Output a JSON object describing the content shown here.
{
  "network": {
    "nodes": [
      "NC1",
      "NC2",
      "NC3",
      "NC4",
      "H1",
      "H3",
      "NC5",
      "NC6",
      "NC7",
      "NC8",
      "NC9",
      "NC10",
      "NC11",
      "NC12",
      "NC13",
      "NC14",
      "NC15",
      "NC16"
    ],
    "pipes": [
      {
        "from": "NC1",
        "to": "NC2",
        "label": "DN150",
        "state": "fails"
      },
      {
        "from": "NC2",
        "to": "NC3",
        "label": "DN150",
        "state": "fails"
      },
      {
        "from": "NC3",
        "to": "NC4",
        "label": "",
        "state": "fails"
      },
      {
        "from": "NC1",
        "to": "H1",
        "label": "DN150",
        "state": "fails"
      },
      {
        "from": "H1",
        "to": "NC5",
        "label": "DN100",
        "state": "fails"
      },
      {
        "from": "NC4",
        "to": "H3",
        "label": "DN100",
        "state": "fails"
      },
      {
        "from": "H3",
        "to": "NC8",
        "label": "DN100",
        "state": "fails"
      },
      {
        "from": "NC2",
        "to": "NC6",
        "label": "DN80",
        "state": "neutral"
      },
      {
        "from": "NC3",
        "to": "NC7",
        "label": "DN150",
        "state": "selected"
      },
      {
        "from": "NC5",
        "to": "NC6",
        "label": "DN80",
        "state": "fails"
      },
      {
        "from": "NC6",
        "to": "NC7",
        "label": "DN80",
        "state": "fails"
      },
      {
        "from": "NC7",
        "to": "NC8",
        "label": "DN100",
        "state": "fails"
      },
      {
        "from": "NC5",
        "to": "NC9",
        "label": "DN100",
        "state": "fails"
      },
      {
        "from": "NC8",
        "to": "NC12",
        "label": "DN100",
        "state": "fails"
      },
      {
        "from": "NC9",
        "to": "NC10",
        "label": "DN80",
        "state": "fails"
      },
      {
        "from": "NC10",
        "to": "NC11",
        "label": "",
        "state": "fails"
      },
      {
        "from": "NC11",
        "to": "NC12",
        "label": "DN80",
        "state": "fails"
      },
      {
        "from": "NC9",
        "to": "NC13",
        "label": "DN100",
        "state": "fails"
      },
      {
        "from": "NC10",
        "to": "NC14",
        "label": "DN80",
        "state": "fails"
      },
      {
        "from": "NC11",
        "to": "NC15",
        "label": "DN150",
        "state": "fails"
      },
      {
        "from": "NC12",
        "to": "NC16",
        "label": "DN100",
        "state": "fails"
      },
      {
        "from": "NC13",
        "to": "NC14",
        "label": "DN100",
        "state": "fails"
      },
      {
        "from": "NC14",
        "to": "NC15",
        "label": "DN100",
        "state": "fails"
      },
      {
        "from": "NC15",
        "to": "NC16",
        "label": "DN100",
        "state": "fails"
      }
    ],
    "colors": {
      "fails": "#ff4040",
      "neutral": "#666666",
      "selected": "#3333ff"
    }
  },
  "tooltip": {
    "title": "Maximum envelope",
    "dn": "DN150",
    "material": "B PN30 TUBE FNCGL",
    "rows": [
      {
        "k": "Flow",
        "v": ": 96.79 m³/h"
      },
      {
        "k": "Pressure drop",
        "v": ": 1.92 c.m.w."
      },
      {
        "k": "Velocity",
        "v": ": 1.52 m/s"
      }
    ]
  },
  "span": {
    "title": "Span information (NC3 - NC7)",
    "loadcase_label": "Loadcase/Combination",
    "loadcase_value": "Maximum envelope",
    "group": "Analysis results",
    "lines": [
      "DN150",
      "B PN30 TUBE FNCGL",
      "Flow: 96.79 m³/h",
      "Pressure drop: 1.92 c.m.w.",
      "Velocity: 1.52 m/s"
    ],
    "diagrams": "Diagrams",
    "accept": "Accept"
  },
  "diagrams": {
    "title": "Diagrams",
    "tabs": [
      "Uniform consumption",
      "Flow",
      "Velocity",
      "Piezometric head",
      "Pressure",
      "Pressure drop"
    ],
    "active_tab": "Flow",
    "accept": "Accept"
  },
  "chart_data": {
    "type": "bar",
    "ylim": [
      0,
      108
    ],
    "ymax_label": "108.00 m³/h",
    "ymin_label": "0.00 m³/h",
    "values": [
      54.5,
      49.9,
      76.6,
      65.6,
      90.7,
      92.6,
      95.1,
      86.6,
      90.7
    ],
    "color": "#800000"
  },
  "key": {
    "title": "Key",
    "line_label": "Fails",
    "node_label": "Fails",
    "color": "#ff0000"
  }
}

Problem requirements →
Working from the entries above, return all lines that contain "Maximum".

Complete answer →
    "title": "Maximum envelope",
    "loadcase_value": "Maximum envelope",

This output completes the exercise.